# Problem 1
Using the text on Venezuelan politics, can you answer these?
(a) What was Henrique Salas Römer trying to do when he was attacked?
(b) Why did the writer not make it to the rally?
(c) About how many people does the writer guess turned out for the rally?
# Problem 2
Could you carry on the text on Venezuelan politics from its last sentence, in the same voice?

# Source
■ ■ ■ ■ ■ ■ ■
Last week, a chavista mini-mob went after one of the cars that carries around Globovisión’s crews – that’s the antichavista all-news TV station. One of the best known opposition figures, Henrique Salas Römer was harshly attacked as he tried to lay a floral wreath at Bolívar’s statue in downtown Caracas…some guy walked up behind him and hit him in the head twice, hard, with a rock he was holding. I’ve lost the count of how many opposition figures I’ve heard on the news saying they’re being threatened, imploring the police for protection, begging the government to call of its thugs. Doesn’t seem likely.
This is the nasty, ugly side of the situation here. Except for Alcalá’s murder, you could say it’s relatively minor stuff, more bluster than anything else. But what people are worried about is not so much what’s already happened but rather what seems to be on the verge of happening. There’s this hard-to-describe but unmistakable atmosphere of dread here, this sense that what we’ve seen so far is only the tip of the iceberg. The country hasn’t quite blown up so far, but it’s hard to shake the sense that that could happen any minute now. Luis Alcalá’s murder is a very, very bad sign.
Tic tac tic tac tic tac…
September 27, 2002
September 26, 2002
"Please crush our movement, sir."
The thing about these "Security Zones" is that by decreeing them, the government set out an implicit dare. "You can`t come here," Chávez said, "off limits!" So, of course, following the 6-year-olds-at-the-playground mentality that dominates opposition strategizing these days, they obviously had to go and protest inside the security zone, didn't they? It was a dare! What do you think we are, a bunch of sissies?
Not to belittle the issue. The opposition's obviously justified in its anger at the security zones. It's obviously unacceptable for any government to try to tell me where I can and can't hold a political march, much less for this government to do so. But I do mean to point out how sadly predictable and slightly infantile the opposition's tactics are: there's no provocation they won't fall into, no waving red cape they won't charge.
So they went and called their rally. It's happening right now, and it looks like they got the typical, quite solid turnout...100,000 or so, I'd guess. My sisters are there, but I had to deal with a plumbing emergency so I didn't make it. From what's on the TV, it's the usual: standard noisemakers, standard waving Venezuelan flags, standard hysterically overhblown anti-chavista speeches ("This is the WORST, the most CORRUPT, the MOST CRIMINAL government Venezuela has EVER had!!!!" loud cheers "Mr. President, if you want to live in communism, go move to Cuba like you wanted to on April 11th!!!!" more loud cheers...and so on...these were thrilling 8 months ago when they were new, but at this point...sigh...]
The funny thing is that the government is normally quite savvy about not picking stupid fights like this one. Don't get me wrong, they pick about every other type of fight imaginable, but this type of fight they usually avoid. They've actually been really liberal about allowing protests and media dissent - though, yes, individual journalists are attacked by little chavista mobs with startling regularity. Still, the newspapers are still running, and absolutely chock-full of harsh antigovernment rhetoric, same for the magazines, radio stations and TV stations, all the media. Though the criticism clearly drives Chávez half insane, the government's been quite skillful about not giving the opposition any martyrs or symbols to rally around, either in terms of censored newspapers, jailed opponents or banned protests.
■ ■ ■ ■ ■ ■ ■
# Records shown

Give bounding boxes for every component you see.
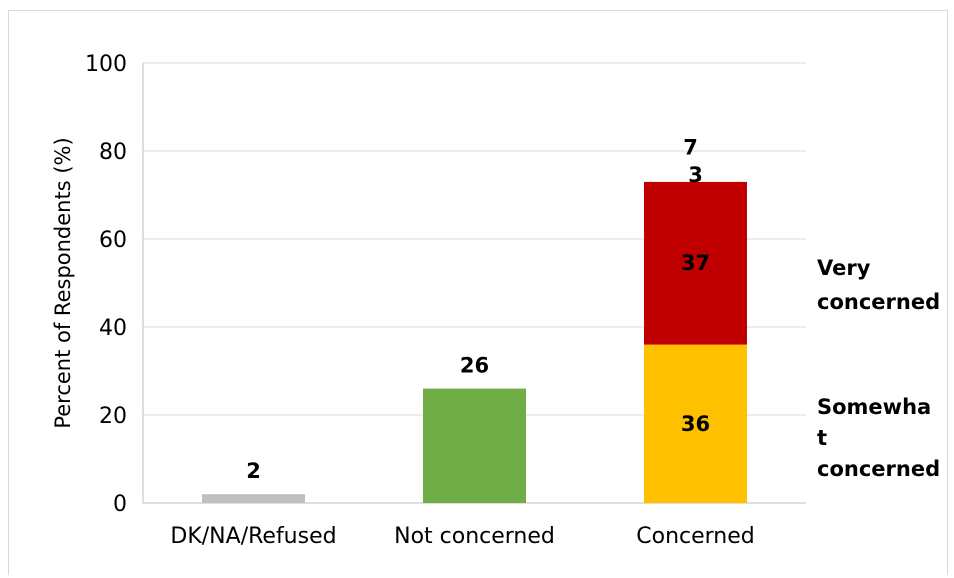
data-label: 3 <box>688 163 703 187</box>
bar-segment <box>202 494 305 503</box>
bar-segment <box>644 181 747 345</box>
bar-segment <box>423 388 526 503</box>
y-tick-label: 100 <box>85 52 127 77</box>
annotation-somewhat-concerned: Somewha t concerned <box>817 395 940 481</box>
x-category-label: DK/NA/Refused <box>170 524 336 549</box>
data-label: 37 <box>681 251 710 275</box>
series-annotations: Very concerned Somewha t concerned <box>817 256 940 481</box>
chart-frame <box>8 10 948 575</box>
y-tick-label: 80 <box>99 140 127 165</box>
data-label: 26 <box>460 354 489 378</box>
x-category-label: Not concerned <box>394 524 555 549</box>
y-tick-label: 40 <box>99 316 127 341</box>
bars <box>202 168 747 503</box>
y-tick-label: 0 <box>113 492 127 517</box>
data-label: 2 <box>246 459 261 483</box>
y-tick-label: 60 <box>99 228 127 253</box>
x-category-label: Concerned <box>636 524 755 549</box>
x-axis-categories: DK/NA/Refused Not concerned Concerned <box>170 524 754 549</box>
bar-segment <box>644 168 747 182</box>
annotation-very-concerned: Very concerned <box>817 256 940 314</box>
y-tick-label: 20 <box>99 404 127 429</box>
data-label-extra: 7 <box>683 136 698 160</box>
bar-segment <box>644 344 747 503</box>
y-axis-title: Percent of Respondents (%) <box>51 137 75 428</box>
data-label: 36 <box>681 412 710 436</box>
■ ■ ■ ■ ■ ■ ■
# Final result 1
(a) He was trying to lay a floral wreath at Bolívar's statue in downtown Caracas.
(b) The writer had to deal with a plumbing emergency.
(c) About 100,000.

# Final result 2
It's clearly the best way they could deal with it: trying to repress the huge opposition movement would blacken the government's international reputation badly, and it obviously wouldn't work because the opposition is just too large and too determined. Besides, when protest isn't banned, it's ever so much less sexy. Half the point of protesting is the transgressive thrill of challenging authority...witness the beaming pride of anti-globalization protesters everywhere as they're hauled off to jail.
Chávez hasn't fallen for it, which is what makes this latest goof with the security zones so odd. The opposition was obviously thrilled to finally get dared. The government, realizing that the likely, 100,000 strong crowd would be impossible to stop or tear-gas into submission, decided to backtrack. Chavez ordered the defense ministry to issue a permit for the march -- a permit which, incidentally, nobody had asked for.
It was a smart move, and really took the wind out of the sails out of a lot of opposition members. One disgruntled sister called me this morning saying, in a half-joking sort of tone "this damn government! I don't believe this! how dare they give us permission to march? Makes me not even want to go!" I suggested she organize a march to protest the government's decision to allow marches. Very silly, yes. But then farce is what Chávez era Venezuela is all about.
The broader point is that the opposition has an Alex Keaton problem: how do you rebel when you have a hippie dad who lets you do whatever you want? We're desperately itching to rebel, we want to so so much because we find this government so so deeply deplorable. But the more we push, the more the government digs in to its velvet-gloves policy, leaving us in a state of collective frustration.
It's vintage Chávez, come to think of it...guy's so useless he can't even repress our movement properly...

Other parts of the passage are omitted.